Dataset items:
-- -- --
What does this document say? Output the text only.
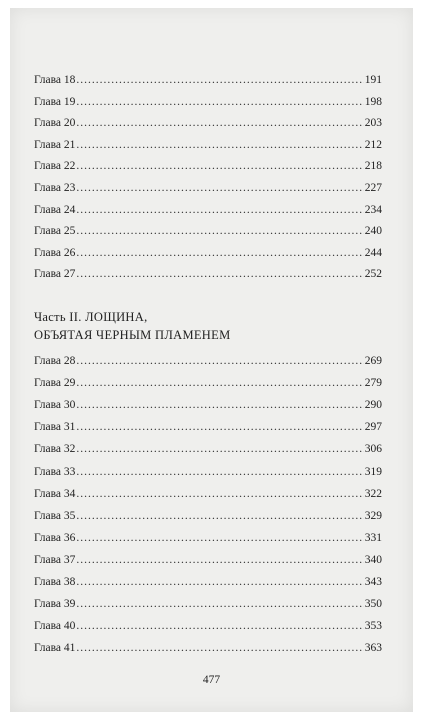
Глава 18 .....	191
Глава 19 .....	198
Глава 20 .....	203
Глава 21 .....	212
Глава 22 .....	218
Глава 23 .....	227
Глава 24 .....	234
Глава 25 .....	240
Глава 26 .....	244
Глава 27 .....	252
Часть II. ЛОЩИНА,
ОБЪЯТАЯ ЧЕРНЫМ ПЛАМЕНЕМ
Глава 28 .....	269
Глава 29 .....	279
Глава 30 .....	290
Глава 31 .....	297
Глава 32 .....	306
Глава 33 .....	319
Глава 34 .....	322
Глава 35 .....	329
Глава 36 .....	331
Глава 37 .....	340
Глава 38 .....	343
Глава 39 .....	350
Глава 40 .....	353
Глава 41 .....	363
477
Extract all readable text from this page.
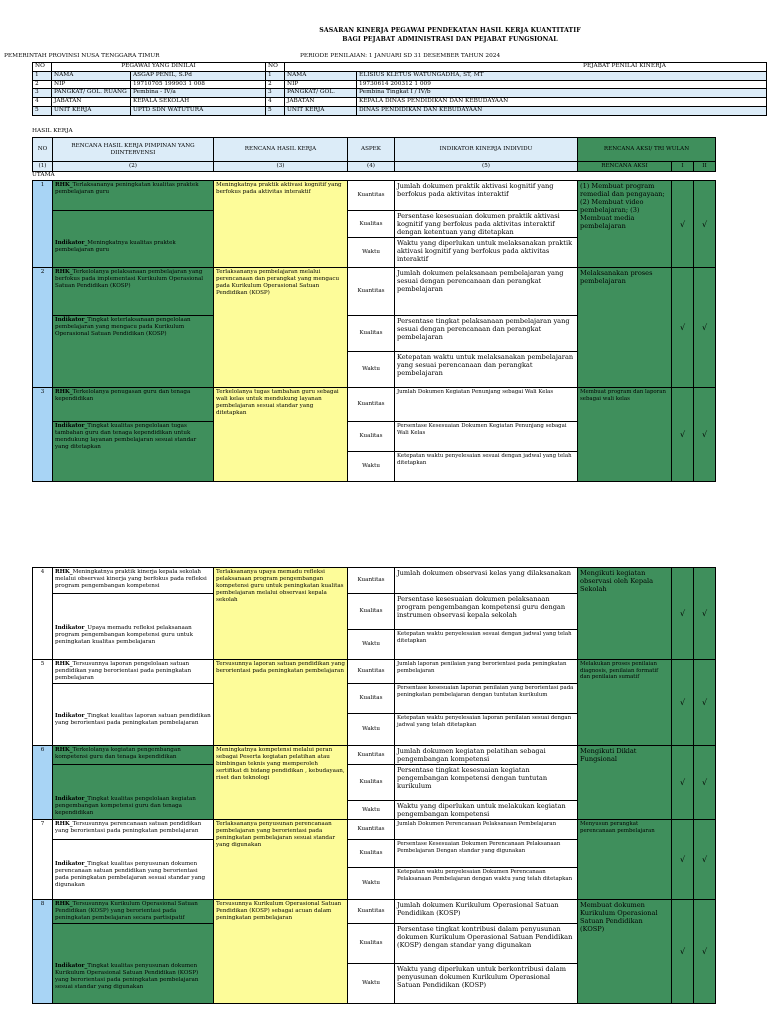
SASARAN KINERJA PEGAWAI PENDEKATAN HASIL KERJA KUANTITATIF
BAGI PEJABAT ADMINISTRASI DAN PEJABAT FUNGSIONAL
PEMERINTAH PROVINSI NUSA TENGGARA TIMUR	PERIODE PENILAIAN: 1 JANUARI SD 31 DESEMBER TAHUN 2024
NO	PEGAWAI YANG DINILAI		NO	PEJABAT PENILAI KINERJA	
1	NAMA	ASGAP PENIL, S.Pd	1	NAMA	ELISIUS KLETUS WATUNGADHA, ST, MT
2	NIP	19710705 199903 1 008	2	NIP	19730614 200312 1 009
3	PANGKAT/ GOL. RUANG	Pembina - IV/a	3	PANGKAT/ GOL.	Pembina Tingkat I / IV/b
4	JABATAN	KEPALA SEKOLAH	4	JABATAN	KEPALA DINAS PENDIDIKAN DAN KEBUDAYAAN
5	UNIT KERJA	UPTD SDN WATUTURA	5	UNIT KERJA	DINAS PENDIDIKAN DAN KEBUDAYAAN
HASIL KERJA
NO	RENCANA HASIL KERJA PIMPINAN YANG DIINTERVENSI	RENCANA HASIL KERJA	ASPEK	INDIKATOR KINERJA INDIVIDU	RENCANA AKSI/ TRI WULAN		
(1)	(2)	(3)	(4)	(5)	RENCANA AKSI	I	II

1	RHK_Terlaksananya peningkatan kualitas praktek pembelajaran guru	Meningkatnya praktik aktivasi kognitif yang berfokus pada aktivitas interaktif	Kuantitas	Jumlah dokumen praktik aktivasi kognitif yang berfokus pada aktivitas interaktif	(1) Membuat program remedial dan pengayaan; (2) Membuat video pembelajaran; (3) Membuat media pembelajaran	√	√

Indikator_Meningkatnya kualitas praktek pembelajaran guru		Kualitas	Persentase kesesuaian dokumen praktik aktivasi kognitif yang berfokus pada aktivitas interaktif dengan ketentuan yang ditetapkan			
			Waktu	Waktu yang diperlukan untuk melaksanakan praktik aktivasi kognitif yang berfokus pada aktivitas interaktif			
2	RHK_Terkelolanya pelaksanaan pembelajaran yang berfokus pada implementasi Kurikulum Operasional Satuan Pendidikan (KOSP)	Terlaksananya pembelajaran melalui perencanaan dan perangkat yang mengacu pada Kurikulum Operasional Satuan Pendidikan (KOSP)	Kuantitas	Jumlah dokumen pelaksanaan pembelajaran yang sesuai dengan perencanaan dan perangkat pembelajaran	Melaksanakan proses pembelajaran	√	√
	Indikator_Tingkat keterlaksanaan pengelolaan pembelajaran yang mengacu pada Kurikulum Operasional Satuan Pendidikan (KOSP)		Kualitas	Persentase tingkat pelaksanaan pembelajaran yang sesuai dengan perencanaan dan perangkat pembelajaran			
			Waktu	Ketepatan waktu untuk melaksanakan pembelajaran yang sesuai perencanaan dan perangkat pembelajaran			
3	RHK_Terkelolanya penugasan guru dan tenaga kependidikan	Terkelolanya tugas tambahan guru sebagai wali kelas untuk mendukung layanan pembelajaran sesuai standar yang ditetapkan	Kuantitas	Jumlah Dokumen Kegiatan Penunjang sebagai Wali Kelas	Membuat program dan laporan sebagai wali kelas	√	√
	Indikator_Tingkat kualitas pengelolaan tugas tambahan guru dan tenaga kependidikan untuk mendukung layanan pembelajaran sesuai standar yang ditetapkan		Kualitas	Persentase Kesesuaian Dokumen Kegiatan Penunjang sebagai Wali Kelas			
			Waktu	Ketepatan waktu penyelesaian sesuai dengan jadwal yang telah ditetapkan			
UTAMA
4	RHK_Meningkatnya praktik kinerja kepala sekolah melalui observasi kinerja yang berfokus pada refleksi program pengembangan kompetensi	Terlaksananya upaya memadu refleksi pelaksanaan program pengembangan kompetensi guru untuk peningkatan kualitas pembelajaran melalui observasi kepala sekolah	Kuantitas	Jumlah dokumen observasi kelas yang dilaksanakan	Mengikuti kegiatan observasi oleh Kepala Sekolah	√	√

Indikator_Upaya memadu refleksi pelaksanaan program pengembangan kompetensi guru untuk peningkatan kualitas pembelajaran		Kualitas	Persentase kesesuaian dokumen pelaksanaan program pengembangan kompetensi guru dengan instrumen observasi kepala sekolah			
			Waktu	Ketepatan waktu penyelesaian sesuai dengan jadwal yang telah ditetapkan			
5	RHK_Tersusunnya laporan pengelolaan satuan pendidikan yang berorientasi pada peningkatan pembelajaran	Tersusunnya laporan satuan pendidikan yang berorientasi pada peningkatan pembelajaran	Kuantitas	Jumlah laporan penilaian yang berorientasi pada peningkatan pembelajaran	Melakukan proses penilaian diagnosis, penilaian formatif dan penilaian sumatif	√	√

Indikator_Tingkat kualitas laporan satuan pendidikan yang berorientasi pada peningkatan pembelajaran		Kualitas	Persentase kesesuaian laporan penilaian yang berorientasi pada peningkatan pembelajaran dengan tuntutan kurikulum			
			Waktu	Ketepatan waktu penyelesaian laporan penilaian sesuai dengan jadwal yang telah ditetapkan			
6	RHK_Terkelolanya kegiatan pengembangan kompetensi guru dan tenaga kependidikan	Meningkatnya kompetensi melalui peran sebagai Peserta kegiatan pelatihan atau bimbingan teknis yang memperoleh sertifikat di bidang pendidikan , kebudayaan, riset dan teknologi	Kuantitas	Jumlah dokumen kegiatan pelatihan sebagai pengembangan kompetensi	Mengikuti Diklat Fungsional	√	√

Indikator_Tingkat kualitas pengelolaan kegiatan pengembangan kompetensi guru dan tenaga kependidikan		Kualitas	Persentase tingkat kesesuaian kegiatan pengembangan kompetensi dengan tuntutan kurikulum			
			Waktu	Waktu yang diperlukan untuk melakukan kegiatan pengembangan kompetensi			
7	RHK_Tersusunnya perencanaan satuan pendidikan yang berorientasi pada peningkatan pembelajaran	Terlaksananya penyusunan perencanaan pembelajaran yang berorientasi pada peningkatan pembelajaran sesuai standar yang digunakan	Kuantitas	Jumlah Dokumen Perencanaan Pelaksanaan Pembelajaran	Menyusun perangkat perencanaan pembelajaran	√	√

Indikator_Tingkat kualitas penyusunan dokumen perencanaan satuan pendidikan yang berorientasi pada peningkatan pembelajaran sesuai standar yang digunakan		Kualitas	Persentase Kesesuaian Dokumen Perencanaan Pelaksanaan Pembelajaran Dengan standar yang digunakan			
			Waktu	Ketepatan waktu penyelesaian Dokumen Perencanaan Pelaksanaan Pembelajaran dengan waktu yang telah ditetapkan			
8	RHK_Tersusunnya Kurikulum Operasional Satuan Pendidikan (KOSP) yang berorientasi pada peningkatan pembelajaran secara partisipatif	Tersusunnya Kurikulum Operasional Satuan Pendidikan (KOSP) sebagai acuan dalam peningkatan pembelajaran	Kuantitas	Jumlah dokumen Kurikulum Operasional Satuan Pendidikan (KOSP)	Membuat dokumen Kurikulum Operasional Satuan Pendidikan (KOSP)	√	√

Indikator_Tingkat kualitas penyusunan dokumen Kurikulum Operasional Satuan Pendidikan (KOSP) yang berorientasi pada peningkatan pembelajaran sesuai standar yang digunakan		Kualitas	Persentase tingkat kontribusi dalam penyusunan dokumen Kurikulum Operasional Satuan Pendidikan (KOSP) dengan standar yang digunakan			
			Waktu	Waktu yang diperlukan untuk berkontribusi dalam penyusunan dokumen Kurikulum Operasional Satuan Pendidikan (KOSP)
-- -- --
_SHORT EXERCISE:_
From the entries above, return each line with the word "praktik" in it.

_OUTPUT FOR THIS EXERCISE:_
1	RHK_Terlaksananya peningkatan kualitas praktek pembelajaran guru	Meningkatnya praktik aktivasi kognitif yang berfokus pada aktivitas interaktif	Kuantitas	Jumlah dokumen praktik aktivasi kognitif yang berfokus pada aktivitas interaktif	(1) Membuat program remedial dan pengayaan; (2) Membuat video pembelajaran; (3) Membuat media pembelajaran	√	√
Indikator_Meningkatnya kualitas praktek pembelajaran guru		Kualitas	Persentase kesesuaian dokumen praktik aktivasi kognitif yang berfokus pada aktivitas interaktif dengan ketentuan yang ditetapkan			
			Waktu	Waktu yang diperlukan untuk melaksanakan praktik aktivasi kognitif yang berfokus pada aktivitas interaktif			
4	RHK_Meningkatnya praktik kinerja kepala sekolah melalui observasi kinerja yang berfokus pada refleksi program pengembangan kompetensi	Terlaksananya upaya memadu refleksi pelaksanaan program pengembangan kompetensi guru untuk peningkatan kualitas pembelajaran melalui observasi kepala sekolah	Kuantitas	Jumlah dokumen observasi kelas yang dilaksanakan	Mengikuti kegiatan observasi oleh Kepala Sekolah	√	√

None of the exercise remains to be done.